----- Data for processing -----

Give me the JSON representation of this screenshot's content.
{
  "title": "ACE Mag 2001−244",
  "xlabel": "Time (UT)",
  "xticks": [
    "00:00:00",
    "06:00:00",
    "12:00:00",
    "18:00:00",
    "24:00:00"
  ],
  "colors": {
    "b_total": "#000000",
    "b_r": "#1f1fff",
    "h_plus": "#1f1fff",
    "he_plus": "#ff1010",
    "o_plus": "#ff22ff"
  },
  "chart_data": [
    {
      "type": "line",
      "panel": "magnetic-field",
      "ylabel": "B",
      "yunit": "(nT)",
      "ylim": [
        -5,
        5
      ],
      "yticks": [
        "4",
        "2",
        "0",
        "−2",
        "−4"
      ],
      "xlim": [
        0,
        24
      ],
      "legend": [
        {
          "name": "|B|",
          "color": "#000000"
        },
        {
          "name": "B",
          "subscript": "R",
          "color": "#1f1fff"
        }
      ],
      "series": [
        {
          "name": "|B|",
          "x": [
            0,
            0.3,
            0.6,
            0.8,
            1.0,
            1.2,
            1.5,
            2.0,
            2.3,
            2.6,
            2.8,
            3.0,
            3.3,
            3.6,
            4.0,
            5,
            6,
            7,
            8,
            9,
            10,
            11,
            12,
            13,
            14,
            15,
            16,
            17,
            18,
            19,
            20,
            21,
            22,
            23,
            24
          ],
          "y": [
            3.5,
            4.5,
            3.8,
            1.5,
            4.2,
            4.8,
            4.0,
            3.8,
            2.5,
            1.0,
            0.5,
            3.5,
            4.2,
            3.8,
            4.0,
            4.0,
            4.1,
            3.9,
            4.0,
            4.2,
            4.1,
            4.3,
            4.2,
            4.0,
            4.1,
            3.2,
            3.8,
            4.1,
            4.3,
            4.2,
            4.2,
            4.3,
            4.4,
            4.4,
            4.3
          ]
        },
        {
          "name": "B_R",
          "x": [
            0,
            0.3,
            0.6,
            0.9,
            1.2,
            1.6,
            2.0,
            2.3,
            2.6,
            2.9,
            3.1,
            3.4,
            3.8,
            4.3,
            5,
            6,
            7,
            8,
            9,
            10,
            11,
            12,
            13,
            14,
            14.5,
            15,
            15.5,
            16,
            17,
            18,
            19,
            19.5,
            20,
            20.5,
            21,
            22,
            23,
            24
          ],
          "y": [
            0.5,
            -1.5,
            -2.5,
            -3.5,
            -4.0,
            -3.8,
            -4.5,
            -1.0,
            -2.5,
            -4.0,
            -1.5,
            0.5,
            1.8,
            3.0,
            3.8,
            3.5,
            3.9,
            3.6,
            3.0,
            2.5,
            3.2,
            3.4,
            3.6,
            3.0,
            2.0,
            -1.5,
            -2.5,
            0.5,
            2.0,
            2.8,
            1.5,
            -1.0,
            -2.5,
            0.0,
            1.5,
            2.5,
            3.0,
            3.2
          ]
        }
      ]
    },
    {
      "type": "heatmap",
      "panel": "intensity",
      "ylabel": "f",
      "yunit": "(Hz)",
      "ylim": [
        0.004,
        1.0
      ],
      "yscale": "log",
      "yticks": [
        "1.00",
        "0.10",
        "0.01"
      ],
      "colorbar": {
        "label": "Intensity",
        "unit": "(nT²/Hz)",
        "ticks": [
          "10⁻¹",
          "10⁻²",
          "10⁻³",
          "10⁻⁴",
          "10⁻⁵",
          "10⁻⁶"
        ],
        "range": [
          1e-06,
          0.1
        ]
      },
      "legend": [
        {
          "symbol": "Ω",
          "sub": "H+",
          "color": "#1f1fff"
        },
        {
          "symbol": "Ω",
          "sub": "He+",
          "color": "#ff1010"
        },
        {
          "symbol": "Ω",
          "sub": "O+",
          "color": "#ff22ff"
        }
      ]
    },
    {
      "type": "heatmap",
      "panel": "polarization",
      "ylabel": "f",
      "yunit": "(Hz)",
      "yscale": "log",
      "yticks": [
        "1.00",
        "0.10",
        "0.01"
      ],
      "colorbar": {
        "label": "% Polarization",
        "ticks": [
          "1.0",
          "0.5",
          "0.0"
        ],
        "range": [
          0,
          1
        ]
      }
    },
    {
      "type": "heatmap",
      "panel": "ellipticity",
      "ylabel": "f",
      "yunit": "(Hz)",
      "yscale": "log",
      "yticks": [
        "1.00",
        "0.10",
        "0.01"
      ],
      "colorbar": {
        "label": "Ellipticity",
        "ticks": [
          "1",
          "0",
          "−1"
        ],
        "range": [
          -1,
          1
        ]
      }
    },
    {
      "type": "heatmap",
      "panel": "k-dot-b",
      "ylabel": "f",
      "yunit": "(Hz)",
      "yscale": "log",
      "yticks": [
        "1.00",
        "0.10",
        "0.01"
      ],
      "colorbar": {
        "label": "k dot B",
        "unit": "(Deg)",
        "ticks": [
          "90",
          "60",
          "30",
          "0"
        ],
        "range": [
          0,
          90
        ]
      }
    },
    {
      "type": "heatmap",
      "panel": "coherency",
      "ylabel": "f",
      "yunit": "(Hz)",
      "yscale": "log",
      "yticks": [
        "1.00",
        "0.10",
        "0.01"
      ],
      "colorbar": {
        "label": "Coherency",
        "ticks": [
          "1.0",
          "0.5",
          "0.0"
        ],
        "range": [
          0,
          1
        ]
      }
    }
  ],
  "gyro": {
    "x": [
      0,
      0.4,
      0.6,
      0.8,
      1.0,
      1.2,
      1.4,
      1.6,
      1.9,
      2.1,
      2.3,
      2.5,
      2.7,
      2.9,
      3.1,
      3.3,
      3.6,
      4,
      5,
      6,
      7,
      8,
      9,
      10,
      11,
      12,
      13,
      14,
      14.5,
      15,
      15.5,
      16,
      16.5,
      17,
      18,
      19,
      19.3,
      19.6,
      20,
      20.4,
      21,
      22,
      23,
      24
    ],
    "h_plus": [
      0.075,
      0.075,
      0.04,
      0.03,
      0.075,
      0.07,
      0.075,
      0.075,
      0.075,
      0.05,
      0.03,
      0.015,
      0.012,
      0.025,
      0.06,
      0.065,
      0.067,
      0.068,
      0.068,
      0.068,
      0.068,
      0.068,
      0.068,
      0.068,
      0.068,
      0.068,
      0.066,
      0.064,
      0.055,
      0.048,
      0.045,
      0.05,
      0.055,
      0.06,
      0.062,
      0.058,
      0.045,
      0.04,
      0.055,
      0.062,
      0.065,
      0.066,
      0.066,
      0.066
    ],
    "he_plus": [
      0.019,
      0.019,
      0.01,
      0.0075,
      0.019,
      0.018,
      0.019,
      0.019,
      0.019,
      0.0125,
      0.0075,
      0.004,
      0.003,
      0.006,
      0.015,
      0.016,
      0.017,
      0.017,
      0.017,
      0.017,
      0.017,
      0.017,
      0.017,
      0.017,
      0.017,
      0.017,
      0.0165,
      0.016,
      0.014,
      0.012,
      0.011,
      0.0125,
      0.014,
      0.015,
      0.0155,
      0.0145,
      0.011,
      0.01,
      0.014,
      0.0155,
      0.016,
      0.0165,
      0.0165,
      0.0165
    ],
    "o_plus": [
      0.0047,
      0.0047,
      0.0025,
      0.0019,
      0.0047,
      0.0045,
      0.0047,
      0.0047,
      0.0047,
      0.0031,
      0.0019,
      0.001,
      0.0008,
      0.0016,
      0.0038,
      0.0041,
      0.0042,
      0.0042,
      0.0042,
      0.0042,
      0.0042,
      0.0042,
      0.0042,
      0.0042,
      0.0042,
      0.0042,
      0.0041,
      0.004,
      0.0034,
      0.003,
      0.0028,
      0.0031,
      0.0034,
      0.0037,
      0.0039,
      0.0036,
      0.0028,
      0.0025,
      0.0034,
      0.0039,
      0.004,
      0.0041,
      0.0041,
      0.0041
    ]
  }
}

-----

**What you are asked to do**
Retype the material above, line by line, exactly.

**Solution to this problem**
Give me the JSON representation of this screenshot's content.
{
  "title": "ACE Mag 2001−244",
  "xlabel": "Time (UT)",
  "xticks": [
    "00:00:00",
    "06:00:00",
    "12:00:00",
    "18:00:00",
    "24:00:00"
  ],
  "colors": {
    "b_total": "#000000",
    "b_r": "#1f1fff",
    "h_plus": "#1f1fff",
    "he_plus": "#ff1010",
    "o_plus": "#ff22ff"
  },
  "chart_data": [
    {
      "type": "line",
      "panel": "magnetic-field",
      "ylabel": "B",
      "yunit": "(nT)",
      "ylim": [
        -5,
        5
      ],
      "yticks": [
        "4",
        "2",
        "0",
        "−2",
        "−4"
      ],
      "xlim": [
        0,
        24
      ],
      "legend": [
        {
          "name": "|B|",
          "color": "#000000"
        },
        {
          "name": "B",
          "subscript": "R",
          "color": "#1f1fff"
        }
      ],
      "series": [
        {
          "name": "|B|",
          "x": [
            0,
            0.3,
            0.6,
            0.8,
            1.0,
            1.2,
            1.5,
            2.0,
            2.3,
            2.6,
            2.8,
            3.0,
            3.3,
            3.6,
            4.0,
            5,
            6,
            7,
            8,
            9,
            10,
            11,
            12,
            13,
            14,
            15,
            16,
            17,
            18,
            19,
            20,
            21,
            22,
            23,
            24
          ],
          "y": [
            3.5,
            4.5,
            3.8,
            1.5,
            4.2,
            4.8,
            4.0,
            3.8,
            2.5,
            1.0,
            0.5,
            3.5,
            4.2,
            3.8,
            4.0,
            4.0,
            4.1,
            3.9,
            4.0,
            4.2,
            4.1,
            4.3,
            4.2,
            4.0,
            4.1,
            3.2,
            3.8,
            4.1,
            4.3,
            4.2,
            4.2,
            4.3,
            4.4,
            4.4,
            4.3
          ]
        },
        {
          "name": "B_R",
          "x": [
            0,
            0.3,
            0.6,
            0.9,
            1.2,
            1.6,
            2.0,
            2.3,
            2.6,
            2.9,
            3.1,
            3.4,
            3.8,
            4.3,
            5,
            6,
            7,
            8,
            9,
            10,
            11,
            12,
            13,
            14,
            14.5,
            15,
            15.5,
            16,
            17,
            18,
            19,
            19.5,
            20,
            20.5,
            21,
            22,
            23,
            24
          ],
          "y": [
            0.5,
            -1.5,
            -2.5,
            -3.5,
            -4.0,
            -3.8,
            -4.5,
            -1.0,
            -2.5,
            -4.0,
            -1.5,
            0.5,
            1.8,
            3.0,
            3.8,
            3.5,
            3.9,
            3.6,
            3.0,
            2.5,
            3.2,
            3.4,
            3.6,
            3.0,
            2.0,
            -1.5,
            -2.5,
            0.5,
            2.0,
            2.8,
            1.5,
            -1.0,
            -2.5,
            0.0,
            1.5,
            2.5,
            3.0,
            3.2
          ]
        }
      ]
    },
    {
      "type": "heatmap",
      "panel": "intensity",
      "ylabel": "f",
      "yunit": "(Hz)",
      "ylim": [
        0.004,
        1.0
      ],
      "yscale": "log",
      "yticks": [
        "1.00",
        "0.10",
        "0.01"
      ],
      "colorbar": {
        "label": "Intensity",
        "unit": "(nT²/Hz)",
        "ticks": [
          "10⁻¹",
          "10⁻²",
          "10⁻³",
          "10⁻⁴",
          "10⁻⁵",
          "10⁻⁶"
        ],
        "range": [
          1e-06,
          0.1
        ]
      },
      "legend": [
        {
          "symbol": "Ω",
          "sub": "H+",
          "color": "#1f1fff"
        },
        {
          "symbol": "Ω",
          "sub": "He+",
          "color": "#ff1010"
        },
        {
          "symbol": "Ω",
          "sub": "O+",
          "color": "#ff22ff"
        }
      ]
    },
    {
      "type": "heatmap",
      "panel": "polarization",
      "ylabel": "f",
      "yunit": "(Hz)",
      "yscale": "log",
      "yticks": [
        "1.00",
        "0.10",
        "0.01"
      ],
      "colorbar": {
        "label": "% Polarization",
        "ticks": [
          "1.0",
          "0.5",
          "0.0"
        ],
        "range": [
          0,
          1
        ]
      }
    },
    {
      "type": "heatmap",
      "panel": "ellipticity",
      "ylabel": "f",
      "yunit": "(Hz)",
      "yscale": "log",
      "yticks": [
        "1.00",
        "0.10",
        "0.01"
      ],
      "colorbar": {
        "label": "Ellipticity",
        "ticks": [
          "1",
          "0",
          "−1"
        ],
        "range": [
          -1,
          1
        ]
      }
    },
    {
      "type": "heatmap",
      "panel": "k-dot-b",
      "ylabel": "f",
      "yunit": "(Hz)",
      "yscale": "log",
      "yticks": [
        "1.00",
        "0.10",
        "0.01"
      ],
      "colorbar": {
        "label": "k dot B",
        "unit": "(Deg)",
        "ticks": [
          "90",
          "60",
          "30",
          "0"
        ],
        "range": [
          0,
          90
        ]
      }
    },
    {
      "type": "heatmap",
      "panel": "coherency",
      "ylabel": "f",
      "yunit": "(Hz)",
      "yscale": "log",
      "yticks": [
        "1.00",
        "0.10",
        "0.01"
      ],
      "colorbar": {
        "label": "Coherency",
        "ticks": [
          "1.0",
          "0.5",
          "0.0"
        ],
        "range": [
          0,
          1
        ]
      }
    }
  ],
  "gyro": {
    "x": [
      0,
      0.4,
      0.6,
      0.8,
      1.0,
      1.2,
      1.4,
      1.6,
      1.9,
      2.1,
      2.3,
      2.5,
      2.7,
      2.9,
      3.1,
      3.3,
      3.6,
      4,
      5,
      6,
      7,
      8,
      9,
      10,
      11,
      12,
      13,
      14,
      14.5,
      15,
      15.5,
      16,
      16.5,
      17,
      18,
      19,
      19.3,
      19.6,
      20,
      20.4,
      21,
      22,
      23,
      24
    ],
    "h_plus": [
      0.075,
      0.075,
      0.04,
      0.03,
      0.075,
      0.07,
      0.075,
      0.075,
      0.075,
      0.05,
      0.03,
      0.015,
      0.012,
      0.025,
      0.06,
      0.065,
      0.067,
      0.068,
      0.068,
      0.068,
      0.068,
      0.068,
      0.068,
      0.068,
      0.068,
      0.068,
      0.066,
      0.064,
      0.055,
      0.048,
      0.045,
      0.05,
      0.055,
      0.06,
      0.062,
      0.058,
      0.045,
      0.04,
      0.055,
      0.062,
      0.065,
      0.066,
      0.066,
      0.066
    ],
    "he_plus": [
      0.019,
      0.019,
      0.01,
      0.0075,
      0.019,
      0.018,
      0.019,
      0.019,
      0.019,
      0.0125,
      0.0075,
      0.004,
      0.003,
      0.006,
      0.015,
      0.016,
      0.017,
      0.017,
      0.017,
      0.017,
      0.017,
      0.017,
      0.017,
      0.017,
      0.017,
      0.017,
      0.0165,
      0.016,
      0.014,
      0.012,
      0.011,
      0.0125,
      0.014,
      0.015,
      0.0155,
      0.0145,
      0.011,
      0.01,
      0.014,
      0.0155,
      0.016,
      0.0165,
      0.0165,
      0.0165
    ],
    "o_plus": [
      0.0047,
      0.0047,
      0.0025,
      0.0019,
      0.0047,
      0.0045,
      0.0047,
      0.0047,
      0.0047,
      0.0031,
      0.0019,
      0.001,
      0.0008,
      0.0016,
      0.0038,
      0.0041,
      0.0042,
      0.0042,
      0.0042,
      0.0042,
      0.0042,
      0.0042,
      0.0042,
      0.0042,
      0.0042,
      0.0042,
      0.0041,
      0.004,
      0.0034,
      0.003,
      0.0028,
      0.0031,
      0.0034,
      0.0037,
      0.0039,
      0.0036,
      0.0028,
      0.0025,
      0.0034,
      0.0039,
      0.004,
      0.0041,
      0.0041,
      0.0041
    ]
  }
}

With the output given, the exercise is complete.